■ **AIM OF THE EXERCISE**: The entries are to be returned exactly, with images left out.

[Data records]
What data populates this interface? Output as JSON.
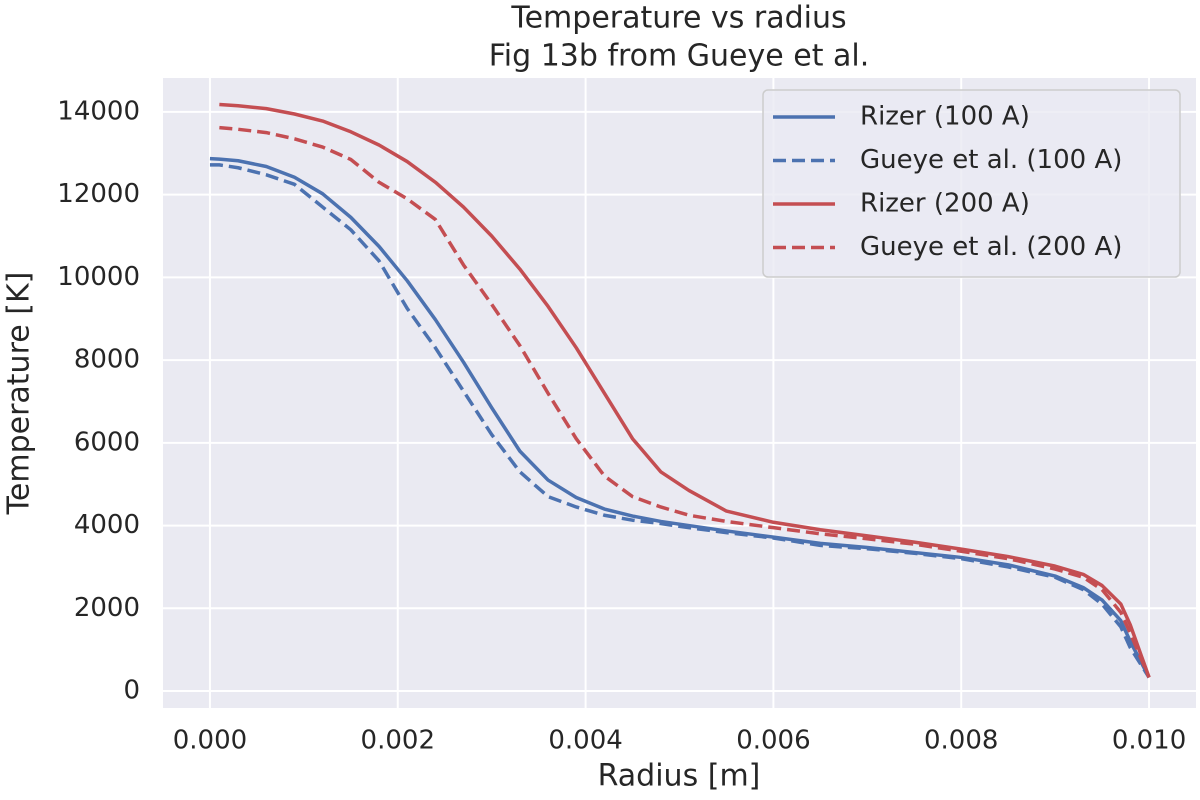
{
  "chart_data": {
    "type": "line",
    "title": "Temperature vs radius",
    "subtitle": "Fig 13b from Gueye et al.",
    "x_label": "Radius [m]",
    "y_label": "Temperature [K]",
    "x": [
      0,
      0.0001,
      0.0003,
      0.0006,
      0.0009,
      0.0012,
      0.0015,
      0.0018,
      0.0021,
      0.0024,
      0.0027,
      0.003,
      0.0033,
      0.0036,
      0.0039,
      0.0042,
      0.0045,
      0.0048,
      0.0051,
      0.0055,
      0.006,
      0.0065,
      0.007,
      0.0075,
      0.008,
      0.0085,
      0.009,
      0.0093,
      0.0095,
      0.0097,
      0.0098,
      0.01
    ],
    "series": [
      {
        "name": "Rizer (100 A)",
        "color": "#4c72b0",
        "linestyle": "solid",
        "values": [
          12870,
          12860,
          12820,
          12680,
          12420,
          12020,
          11450,
          10750,
          9920,
          8980,
          7950,
          6850,
          5800,
          5100,
          4680,
          4400,
          4230,
          4100,
          4000,
          3870,
          3720,
          3570,
          3470,
          3350,
          3230,
          3050,
          2780,
          2500,
          2200,
          1700,
          1200,
          330
        ]
      },
      {
        "name": "Gueye et al. (100 A)",
        "color": "#4c72b0",
        "linestyle": "dashed",
        "values": [
          12720,
          12720,
          12650,
          12480,
          12250,
          11700,
          11150,
          10400,
          9250,
          8300,
          7250,
          6200,
          5300,
          4700,
          4450,
          4250,
          4130,
          4050,
          3950,
          3830,
          3700,
          3520,
          3440,
          3330,
          3200,
          3000,
          2750,
          2450,
          2100,
          1550,
          1050,
          330
        ]
      },
      {
        "name": "Rizer (200 A)",
        "color": "#c44e52",
        "linestyle": "solid",
        "values": [
          null,
          14180,
          14150,
          14080,
          13950,
          13780,
          13520,
          13200,
          12800,
          12300,
          11700,
          11000,
          10200,
          9300,
          8300,
          7200,
          6100,
          5300,
          4850,
          4350,
          4080,
          3900,
          3750,
          3600,
          3430,
          3250,
          3020,
          2820,
          2550,
          2100,
          1600,
          330
        ]
      },
      {
        "name": "Gueye et al. (200 A)",
        "color": "#c44e52",
        "linestyle": "dashed",
        "values": [
          null,
          13620,
          13580,
          13500,
          13350,
          13150,
          12850,
          12300,
          11900,
          11400,
          10300,
          9350,
          8350,
          7200,
          6100,
          5200,
          4700,
          4450,
          4250,
          4100,
          3950,
          3800,
          3680,
          3550,
          3380,
          3200,
          2950,
          2750,
          2450,
          1900,
          1400,
          330
        ]
      }
    ],
    "xlim": [
      -0.0005,
      0.0105
    ],
    "ylim": [
      -410,
      14820
    ],
    "xticks": [
      {
        "value": 0,
        "label": "0.000"
      },
      {
        "value": 0.002,
        "label": "0.002"
      },
      {
        "value": 0.004,
        "label": "0.004"
      },
      {
        "value": 0.006,
        "label": "0.006"
      },
      {
        "value": 0.008,
        "label": "0.008"
      },
      {
        "value": 0.01,
        "label": "0.010"
      }
    ],
    "yticks": [
      0,
      2000,
      4000,
      6000,
      8000,
      10000,
      12000,
      14000
    ],
    "grid": true,
    "legend": "upper right"
  }
}
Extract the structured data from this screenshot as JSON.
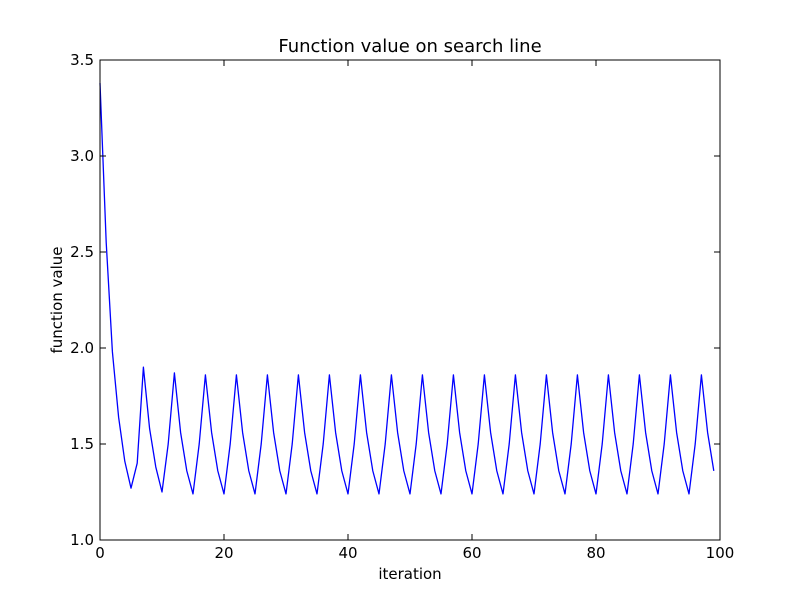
{
  "chart_data": {
    "type": "line",
    "title": "Function value on search line",
    "xlabel": "iteration",
    "ylabel": "function value",
    "xlim": [
      0,
      100
    ],
    "ylim": [
      1.0,
      3.5
    ],
    "xticks": [
      0,
      20,
      40,
      60,
      80,
      100
    ],
    "yticks": [
      1.0,
      1.5,
      2.0,
      2.5,
      3.0,
      3.5
    ],
    "xtick_labels": [
      "0",
      "20",
      "40",
      "60",
      "80",
      "100"
    ],
    "ytick_labels": [
      "1.0",
      "1.5",
      "2.0",
      "2.5",
      "3.0",
      "3.5"
    ],
    "grid": false,
    "series": [
      {
        "color": "#0000ff",
        "x": [
          0,
          1,
          2,
          3,
          4,
          5,
          6,
          7,
          8,
          9,
          10,
          11,
          12,
          13,
          14,
          15,
          16,
          17,
          18,
          19,
          20,
          21,
          22,
          23,
          24,
          25,
          26,
          27,
          28,
          29,
          30,
          31,
          32,
          33,
          34,
          35,
          36,
          37,
          38,
          39,
          40,
          41,
          42,
          43,
          44,
          45,
          46,
          47,
          48,
          49,
          50,
          51,
          52,
          53,
          54,
          55,
          56,
          57,
          58,
          59,
          60,
          61,
          62,
          63,
          64,
          65,
          66,
          67,
          68,
          69,
          70,
          71,
          72,
          73,
          74,
          75,
          76,
          77,
          78,
          79,
          80,
          81,
          82,
          83,
          84,
          85,
          86,
          87,
          88,
          89,
          90,
          91,
          92,
          93,
          94,
          95,
          96,
          97,
          98,
          99
        ],
        "y": [
          3.38,
          2.55,
          1.98,
          1.64,
          1.41,
          1.27,
          1.4,
          1.9,
          1.58,
          1.38,
          1.25,
          1.5,
          1.87,
          1.56,
          1.36,
          1.24,
          1.5,
          1.86,
          1.56,
          1.36,
          1.24,
          1.5,
          1.86,
          1.56,
          1.36,
          1.24,
          1.5,
          1.86,
          1.56,
          1.36,
          1.24,
          1.5,
          1.86,
          1.56,
          1.36,
          1.24,
          1.5,
          1.86,
          1.56,
          1.36,
          1.24,
          1.5,
          1.86,
          1.56,
          1.36,
          1.24,
          1.5,
          1.86,
          1.56,
          1.36,
          1.24,
          1.5,
          1.86,
          1.56,
          1.36,
          1.24,
          1.5,
          1.86,
          1.56,
          1.36,
          1.24,
          1.5,
          1.86,
          1.56,
          1.36,
          1.24,
          1.5,
          1.86,
          1.56,
          1.36,
          1.24,
          1.5,
          1.86,
          1.56,
          1.36,
          1.24,
          1.5,
          1.86,
          1.56,
          1.36,
          1.24,
          1.5,
          1.86,
          1.56,
          1.36,
          1.24,
          1.5,
          1.86,
          1.56,
          1.36,
          1.24,
          1.5,
          1.86,
          1.56,
          1.36,
          1.24,
          1.5,
          1.86,
          1.56,
          1.36
        ]
      }
    ]
  }
}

■ **REPLY TO THE TASK**:
What data populates this interface? Output as JSON.
{
  "chart_data": {
    "type": "line",
    "title": "Temperature vs radius",
    "subtitle": "Fig 13b from Gueye et al.",
    "x_label": "Radius [m]",
    "y_label": "Temperature [K]",
    "x": [
      0,
      0.0001,
      0.0003,
      0.0006,
      0.0009,
      0.0012,
      0.0015,
      0.0018,
      0.0021,
      0.0024,
      0.0027,
      0.003,
      0.0033,
      0.0036,
      0.0039,
      0.0042,
      0.0045,
      0.0048,
      0.0051,
      0.0055,
      0.006,
      0.0065,
      0.007,
      0.0075,
      0.008,
      0.0085,
      0.009,
      0.0093,
      0.0095,
      0.0097,
      0.0098,
      0.01
    ],
    "series": [
      {
        "name": "Rizer (100 A)",
        "color": "#4c72b0",
        "linestyle": "solid",
        "values": [
          12870,
          12860,
          12820,
          12680,
          12420,
          12020,
          11450,
          10750,
          9920,
          8980,
          7950,
          6850,
          5800,
          5100,
          4680,
          4400,
          4230,
          4100,
          4000,
          3870,
          3720,
          3570,
          3470,
          3350,
          3230,
          3050,
          2780,
          2500,
          2200,
          1700,
          1200,
          330
        ]
      },
      {
        "name": "Gueye et al. (100 A)",
        "color": "#4c72b0",
        "linestyle": "dashed",
        "values": [
          12720,
          12720,
          12650,
          12480,
          12250,
          11700,
          11150,
          10400,
          9250,
          8300,
          7250,
          6200,
          5300,
          4700,
          4450,
          4250,
          4130,
          4050,
          3950,
          3830,
          3700,
          3520,
          3440,
          3330,
          3200,
          3000,
          2750,
          2450,
          2100,
          1550,
          1050,
          330
        ]
      },
      {
        "name": "Rizer (200 A)",
        "color": "#c44e52",
        "linestyle": "solid",
        "values": [
          null,
          14180,
          14150,
          14080,
          13950,
          13780,
          13520,
          13200,
          12800,
          12300,
          11700,
          11000,
          10200,
          9300,
          8300,
          7200,
          6100,
          5300,
          4850,
          4350,
          4080,
          3900,
          3750,
          3600,
          3430,
          3250,
          3020,
          2820,
          2550,
          2100,
          1600,
          330
        ]
      },
      {
        "name": "Gueye et al. (200 A)",
        "color": "#c44e52",
        "linestyle": "dashed",
        "values": [
          null,
          13620,
          13580,
          13500,
          13350,
          13150,
          12850,
          12300,
          11900,
          11400,
          10300,
          9350,
          8350,
          7200,
          6100,
          5200,
          4700,
          4450,
          4250,
          4100,
          3950,
          3800,
          3680,
          3550,
          3380,
          3200,
          2950,
          2750,
          2450,
          1900,
          1400,
          330
        ]
      }
    ],
    "xlim": [
      -0.0005,
      0.0105
    ],
    "ylim": [
      -410,
      14820
    ],
    "xticks": [
      {
        "value": 0,
        "label": "0.000"
      },
      {
        "value": 0.002,
        "label": "0.002"
      },
      {
        "value": 0.004,
        "label": "0.004"
      },
      {
        "value": 0.006,
        "label": "0.006"
      },
      {
        "value": 0.008,
        "label": "0.008"
      },
      {
        "value": 0.01,
        "label": "0.010"
      }
    ],
    "yticks": [
      0,
      2000,
      4000,
      6000,
      8000,
      10000,
      12000,
      14000
    ],
    "grid": true,
    "legend": "upper right"
  }
}
Extract the structured data from this screenshot as JSON.
{
  "chart_data": {
    "type": "line",
    "title": "Function value on search line",
    "xlabel": "iteration",
    "ylabel": "function value",
    "xlim": [
      0,
      100
    ],
    "ylim": [
      1.0,
      3.5
    ],
    "xticks": [
      0,
      20,
      40,
      60,
      80,
      100
    ],
    "yticks": [
      1.0,
      1.5,
      2.0,
      2.5,
      3.0,
      3.5
    ],
    "xtick_labels": [
      "0",
      "20",
      "40",
      "60",
      "80",
      "100"
    ],
    "ytick_labels": [
      "1.0",
      "1.5",
      "2.0",
      "2.5",
      "3.0",
      "3.5"
    ],
    "grid": false,
    "series": [
      {
        "color": "#0000ff",
        "x": [
          0,
          1,
          2,
          3,
          4,
          5,
          6,
          7,
          8,
          9,
          10,
          11,
          12,
          13,
          14,
          15,
          16,
          17,
          18,
          19,
          20,
          21,
          22,
          23,
          24,
          25,
          26,
          27,
          28,
          29,
          30,
          31,
          32,
          33,
          34,
          35,
          36,
          37,
          38,
          39,
          40,
          41,
          42,
          43,
          44,
          45,
          46,
          47,
          48,
          49,
          50,
          51,
          52,
          53,
          54,
          55,
          56,
          57,
          58,
          59,
          60,
          61,
          62,
          63,
          64,
          65,
          66,
          67,
          68,
          69,
          70,
          71,
          72,
          73,
          74,
          75,
          76,
          77,
          78,
          79,
          80,
          81,
          82,
          83,
          84,
          85,
          86,
          87,
          88,
          89,
          90,
          91,
          92,
          93,
          94,
          95,
          96,
          97,
          98,
          99
        ],
        "y": [
          3.38,
          2.55,
          1.98,
          1.64,
          1.41,
          1.27,
          1.4,
          1.9,
          1.58,
          1.38,
          1.25,
          1.5,
          1.87,
          1.56,
          1.36,
          1.24,
          1.5,
          1.86,
          1.56,
          1.36,
          1.24,
          1.5,
          1.86,
          1.56,
          1.36,
          1.24,
          1.5,
          1.86,
          1.56,
          1.36,
          1.24,
          1.5,
          1.86,
          1.56,
          1.36,
          1.24,
          1.5,
          1.86,
          1.56,
          1.36,
          1.24,
          1.5,
          1.86,
          1.56,
          1.36,
          1.24,
          1.5,
          1.86,
          1.56,
          1.36,
          1.24,
          1.5,
          1.86,
          1.56,
          1.36,
          1.24,
          1.5,
          1.86,
          1.56,
          1.36,
          1.24,
          1.5,
          1.86,
          1.56,
          1.36,
          1.24,
          1.5,
          1.86,
          1.56,
          1.36,
          1.24,
          1.5,
          1.86,
          1.56,
          1.36,
          1.24,
          1.5,
          1.86,
          1.56,
          1.36,
          1.24,
          1.5,
          1.86,
          1.56,
          1.36,
          1.24,
          1.5,
          1.86,
          1.56,
          1.36,
          1.24,
          1.5,
          1.86,
          1.56,
          1.36,
          1.24,
          1.5,
          1.86,
          1.56,
          1.36
        ]
      }
    ]
  }
}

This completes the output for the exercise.